INSTRUCTION: Using the records provided below, locate and copy each line that contains the word "Amount".

RECORD EXCERPTS:
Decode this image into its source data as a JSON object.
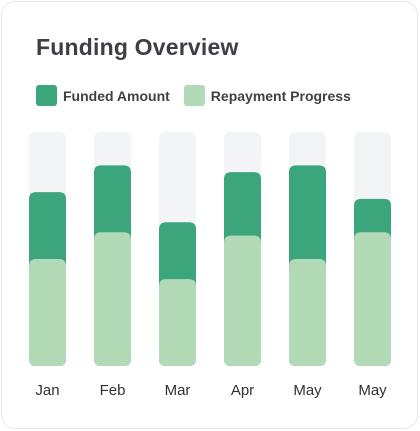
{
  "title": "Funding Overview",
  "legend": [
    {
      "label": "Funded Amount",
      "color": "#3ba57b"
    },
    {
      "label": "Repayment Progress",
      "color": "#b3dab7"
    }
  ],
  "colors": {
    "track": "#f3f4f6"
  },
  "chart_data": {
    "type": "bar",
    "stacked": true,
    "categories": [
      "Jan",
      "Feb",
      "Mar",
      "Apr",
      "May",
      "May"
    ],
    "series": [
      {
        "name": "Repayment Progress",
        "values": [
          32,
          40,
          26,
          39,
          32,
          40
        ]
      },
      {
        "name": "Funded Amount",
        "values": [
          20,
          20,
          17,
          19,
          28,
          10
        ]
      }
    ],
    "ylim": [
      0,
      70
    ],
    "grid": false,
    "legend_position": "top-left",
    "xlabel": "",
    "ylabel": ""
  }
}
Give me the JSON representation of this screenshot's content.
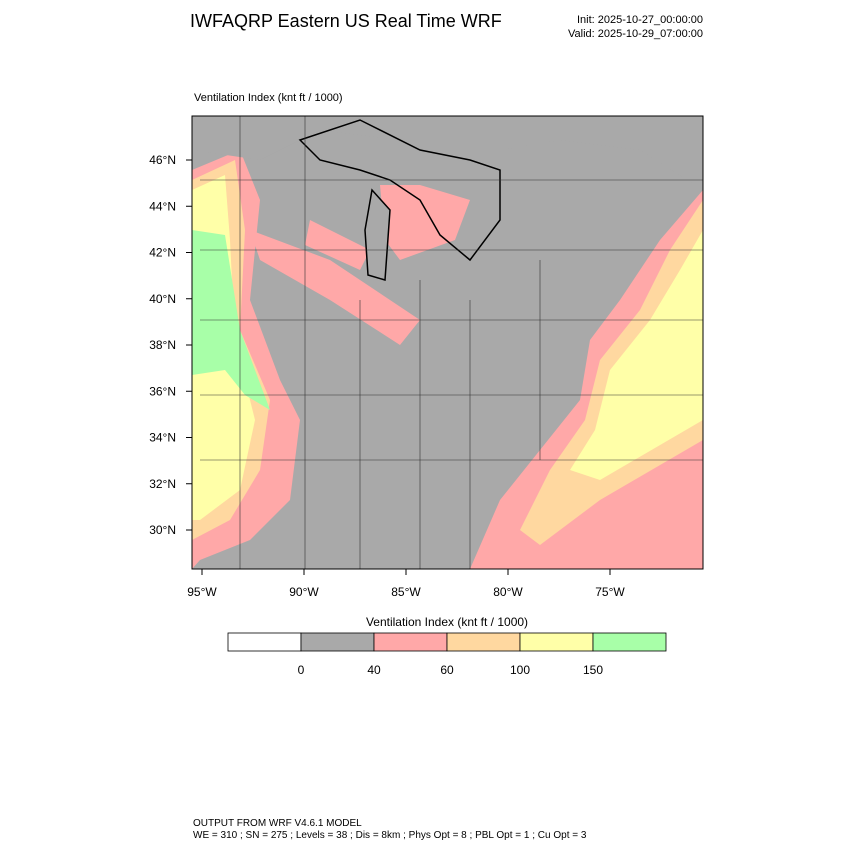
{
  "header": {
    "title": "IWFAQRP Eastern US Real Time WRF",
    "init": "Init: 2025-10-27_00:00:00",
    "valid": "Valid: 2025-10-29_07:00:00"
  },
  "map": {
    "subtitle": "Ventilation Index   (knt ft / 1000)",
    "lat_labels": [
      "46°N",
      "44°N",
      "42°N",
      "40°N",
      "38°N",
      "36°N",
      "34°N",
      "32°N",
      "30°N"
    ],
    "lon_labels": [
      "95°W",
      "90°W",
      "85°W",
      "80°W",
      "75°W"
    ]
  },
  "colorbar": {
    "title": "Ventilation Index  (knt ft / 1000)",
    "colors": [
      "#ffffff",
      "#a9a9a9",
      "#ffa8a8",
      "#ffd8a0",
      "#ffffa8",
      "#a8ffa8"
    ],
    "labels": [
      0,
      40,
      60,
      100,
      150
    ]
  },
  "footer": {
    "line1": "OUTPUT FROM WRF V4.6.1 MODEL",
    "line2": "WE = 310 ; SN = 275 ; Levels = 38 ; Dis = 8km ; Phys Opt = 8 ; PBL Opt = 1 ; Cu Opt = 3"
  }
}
* * *
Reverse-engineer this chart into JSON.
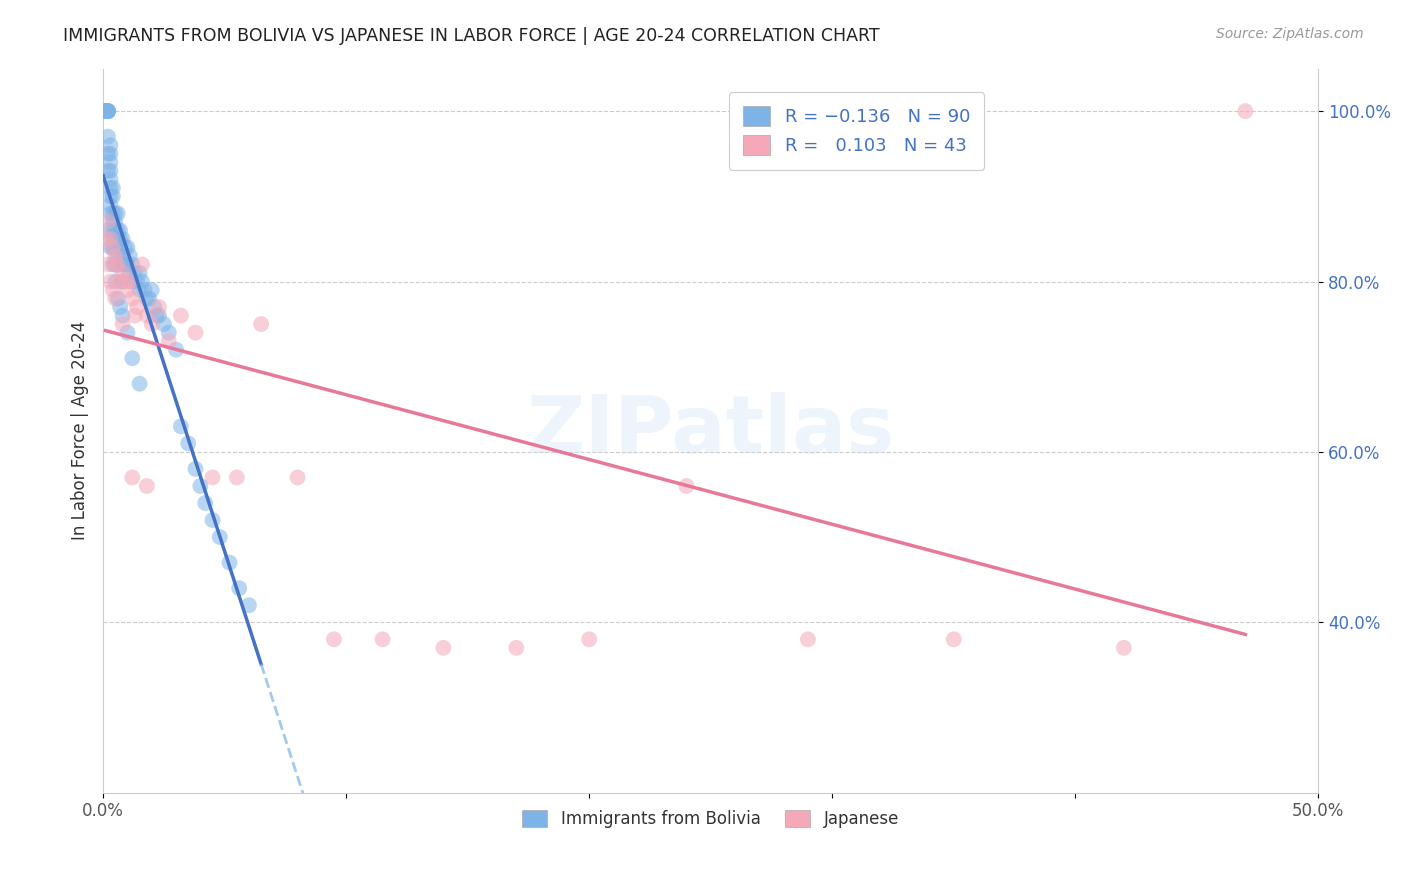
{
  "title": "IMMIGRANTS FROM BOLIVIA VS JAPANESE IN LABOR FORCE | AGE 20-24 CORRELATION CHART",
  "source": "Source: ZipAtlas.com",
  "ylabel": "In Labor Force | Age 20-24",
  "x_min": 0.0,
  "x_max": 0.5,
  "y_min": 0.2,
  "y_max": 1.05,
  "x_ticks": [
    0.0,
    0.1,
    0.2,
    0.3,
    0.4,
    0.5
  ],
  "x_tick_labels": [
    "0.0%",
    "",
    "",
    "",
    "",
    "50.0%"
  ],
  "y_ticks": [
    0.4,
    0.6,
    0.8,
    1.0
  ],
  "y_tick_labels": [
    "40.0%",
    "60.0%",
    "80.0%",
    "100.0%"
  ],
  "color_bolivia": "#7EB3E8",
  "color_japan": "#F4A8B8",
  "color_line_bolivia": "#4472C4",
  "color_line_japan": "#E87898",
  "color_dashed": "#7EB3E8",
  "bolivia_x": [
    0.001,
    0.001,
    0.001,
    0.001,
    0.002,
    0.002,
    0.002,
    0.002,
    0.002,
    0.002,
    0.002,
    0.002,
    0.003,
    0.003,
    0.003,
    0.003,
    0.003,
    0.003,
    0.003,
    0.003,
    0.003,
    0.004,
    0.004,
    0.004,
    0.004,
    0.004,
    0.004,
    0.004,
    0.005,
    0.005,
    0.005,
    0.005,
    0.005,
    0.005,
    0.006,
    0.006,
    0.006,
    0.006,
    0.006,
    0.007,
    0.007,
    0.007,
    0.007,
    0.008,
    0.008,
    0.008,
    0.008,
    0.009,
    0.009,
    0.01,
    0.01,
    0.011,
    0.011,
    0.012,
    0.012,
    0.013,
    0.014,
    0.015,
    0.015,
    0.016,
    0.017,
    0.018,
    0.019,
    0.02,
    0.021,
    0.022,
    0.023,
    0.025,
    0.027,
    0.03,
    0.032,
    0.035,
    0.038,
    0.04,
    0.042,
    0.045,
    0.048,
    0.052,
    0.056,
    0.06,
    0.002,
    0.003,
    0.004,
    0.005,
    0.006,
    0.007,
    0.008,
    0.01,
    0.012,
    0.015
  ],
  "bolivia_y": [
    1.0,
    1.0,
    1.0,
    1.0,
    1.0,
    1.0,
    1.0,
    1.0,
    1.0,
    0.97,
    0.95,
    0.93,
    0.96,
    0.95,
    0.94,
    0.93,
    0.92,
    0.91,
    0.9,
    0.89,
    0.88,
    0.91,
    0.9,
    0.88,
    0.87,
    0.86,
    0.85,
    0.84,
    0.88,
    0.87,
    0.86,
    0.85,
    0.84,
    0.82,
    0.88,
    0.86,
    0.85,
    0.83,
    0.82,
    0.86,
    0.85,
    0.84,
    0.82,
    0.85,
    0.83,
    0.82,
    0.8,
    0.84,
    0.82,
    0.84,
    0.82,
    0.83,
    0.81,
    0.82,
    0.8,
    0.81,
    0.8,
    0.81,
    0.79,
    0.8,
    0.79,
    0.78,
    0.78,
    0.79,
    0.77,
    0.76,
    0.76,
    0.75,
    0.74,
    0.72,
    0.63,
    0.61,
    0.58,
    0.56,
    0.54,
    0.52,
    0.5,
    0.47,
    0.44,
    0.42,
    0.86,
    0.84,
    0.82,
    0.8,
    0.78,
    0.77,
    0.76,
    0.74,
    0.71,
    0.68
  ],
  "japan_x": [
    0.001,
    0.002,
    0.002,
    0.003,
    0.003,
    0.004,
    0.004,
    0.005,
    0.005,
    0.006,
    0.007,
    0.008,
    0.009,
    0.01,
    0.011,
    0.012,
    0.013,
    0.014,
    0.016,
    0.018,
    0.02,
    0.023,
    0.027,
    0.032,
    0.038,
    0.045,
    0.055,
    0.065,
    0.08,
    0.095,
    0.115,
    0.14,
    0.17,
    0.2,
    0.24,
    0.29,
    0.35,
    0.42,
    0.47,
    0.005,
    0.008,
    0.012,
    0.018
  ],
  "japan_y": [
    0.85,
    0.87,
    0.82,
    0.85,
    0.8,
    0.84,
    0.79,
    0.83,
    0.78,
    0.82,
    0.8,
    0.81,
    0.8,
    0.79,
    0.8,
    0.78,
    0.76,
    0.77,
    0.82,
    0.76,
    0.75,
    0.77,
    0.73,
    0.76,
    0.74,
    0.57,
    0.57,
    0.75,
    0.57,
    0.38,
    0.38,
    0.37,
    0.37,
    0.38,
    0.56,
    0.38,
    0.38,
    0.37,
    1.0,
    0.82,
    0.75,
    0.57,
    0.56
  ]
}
* * *
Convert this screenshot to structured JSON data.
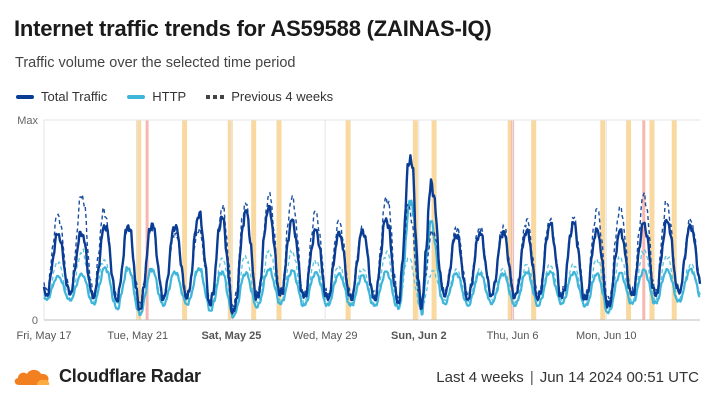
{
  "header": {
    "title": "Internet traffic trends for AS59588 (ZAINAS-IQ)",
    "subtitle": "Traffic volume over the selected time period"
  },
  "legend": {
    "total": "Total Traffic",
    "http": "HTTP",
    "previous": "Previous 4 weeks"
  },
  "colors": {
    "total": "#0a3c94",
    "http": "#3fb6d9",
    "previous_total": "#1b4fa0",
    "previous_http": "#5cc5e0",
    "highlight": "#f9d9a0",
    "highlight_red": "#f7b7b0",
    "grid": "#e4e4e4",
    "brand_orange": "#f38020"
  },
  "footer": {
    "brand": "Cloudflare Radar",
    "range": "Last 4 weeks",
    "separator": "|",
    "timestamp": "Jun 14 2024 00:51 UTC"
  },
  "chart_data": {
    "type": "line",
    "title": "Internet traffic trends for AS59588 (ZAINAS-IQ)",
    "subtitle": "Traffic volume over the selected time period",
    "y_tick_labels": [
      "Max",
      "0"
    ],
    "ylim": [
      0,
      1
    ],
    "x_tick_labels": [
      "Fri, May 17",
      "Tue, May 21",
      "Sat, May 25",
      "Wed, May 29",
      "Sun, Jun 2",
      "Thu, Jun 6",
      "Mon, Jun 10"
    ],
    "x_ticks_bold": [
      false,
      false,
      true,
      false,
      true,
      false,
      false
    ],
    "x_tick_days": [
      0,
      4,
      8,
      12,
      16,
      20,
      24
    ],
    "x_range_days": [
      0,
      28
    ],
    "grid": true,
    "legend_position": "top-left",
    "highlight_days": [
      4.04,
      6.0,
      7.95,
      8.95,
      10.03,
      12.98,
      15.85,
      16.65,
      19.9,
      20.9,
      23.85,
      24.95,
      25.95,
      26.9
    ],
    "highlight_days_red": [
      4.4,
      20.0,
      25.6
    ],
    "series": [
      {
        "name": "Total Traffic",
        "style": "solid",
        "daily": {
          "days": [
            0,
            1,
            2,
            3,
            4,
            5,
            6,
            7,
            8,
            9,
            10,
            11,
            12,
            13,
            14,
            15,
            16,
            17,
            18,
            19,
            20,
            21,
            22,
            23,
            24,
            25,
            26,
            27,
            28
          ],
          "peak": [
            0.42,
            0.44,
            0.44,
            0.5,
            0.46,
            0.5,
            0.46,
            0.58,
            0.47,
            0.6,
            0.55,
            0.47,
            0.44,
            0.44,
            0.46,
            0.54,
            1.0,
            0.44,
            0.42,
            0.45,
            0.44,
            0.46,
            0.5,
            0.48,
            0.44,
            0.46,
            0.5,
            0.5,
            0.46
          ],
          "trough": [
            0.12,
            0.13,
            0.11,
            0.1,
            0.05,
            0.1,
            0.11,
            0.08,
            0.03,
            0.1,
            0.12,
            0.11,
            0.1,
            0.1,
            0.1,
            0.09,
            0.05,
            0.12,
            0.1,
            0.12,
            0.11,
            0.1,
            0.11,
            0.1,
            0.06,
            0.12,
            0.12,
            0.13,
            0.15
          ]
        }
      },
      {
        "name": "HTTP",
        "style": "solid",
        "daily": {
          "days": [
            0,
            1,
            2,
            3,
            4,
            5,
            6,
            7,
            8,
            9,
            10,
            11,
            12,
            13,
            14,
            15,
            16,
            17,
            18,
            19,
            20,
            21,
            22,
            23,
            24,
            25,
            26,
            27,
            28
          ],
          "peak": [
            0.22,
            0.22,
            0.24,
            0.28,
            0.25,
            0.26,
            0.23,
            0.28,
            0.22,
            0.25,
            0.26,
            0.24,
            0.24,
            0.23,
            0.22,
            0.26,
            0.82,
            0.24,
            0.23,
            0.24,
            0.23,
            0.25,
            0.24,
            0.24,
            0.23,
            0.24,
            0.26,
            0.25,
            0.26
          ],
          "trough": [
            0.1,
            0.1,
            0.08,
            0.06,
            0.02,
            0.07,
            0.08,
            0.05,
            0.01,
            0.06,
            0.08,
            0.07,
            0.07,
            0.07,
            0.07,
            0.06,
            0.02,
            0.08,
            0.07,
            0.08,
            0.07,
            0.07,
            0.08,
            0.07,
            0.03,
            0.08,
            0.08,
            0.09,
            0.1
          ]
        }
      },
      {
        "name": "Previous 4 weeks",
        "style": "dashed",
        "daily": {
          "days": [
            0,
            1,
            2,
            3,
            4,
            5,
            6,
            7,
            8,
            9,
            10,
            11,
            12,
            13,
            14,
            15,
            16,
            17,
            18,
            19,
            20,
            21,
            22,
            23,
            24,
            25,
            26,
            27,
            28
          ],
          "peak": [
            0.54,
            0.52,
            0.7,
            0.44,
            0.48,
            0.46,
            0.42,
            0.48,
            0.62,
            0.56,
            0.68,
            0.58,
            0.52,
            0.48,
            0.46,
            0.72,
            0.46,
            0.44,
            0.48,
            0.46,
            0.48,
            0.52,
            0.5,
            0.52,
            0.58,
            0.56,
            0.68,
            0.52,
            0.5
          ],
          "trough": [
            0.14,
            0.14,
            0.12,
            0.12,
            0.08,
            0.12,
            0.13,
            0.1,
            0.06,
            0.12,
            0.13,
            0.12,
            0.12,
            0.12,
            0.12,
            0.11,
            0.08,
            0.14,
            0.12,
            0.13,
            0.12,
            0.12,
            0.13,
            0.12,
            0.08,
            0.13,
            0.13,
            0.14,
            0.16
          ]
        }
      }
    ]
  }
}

EXERCISE OUTPUT:
      "label": "Funded Amount",
        "name": "Funded Amount",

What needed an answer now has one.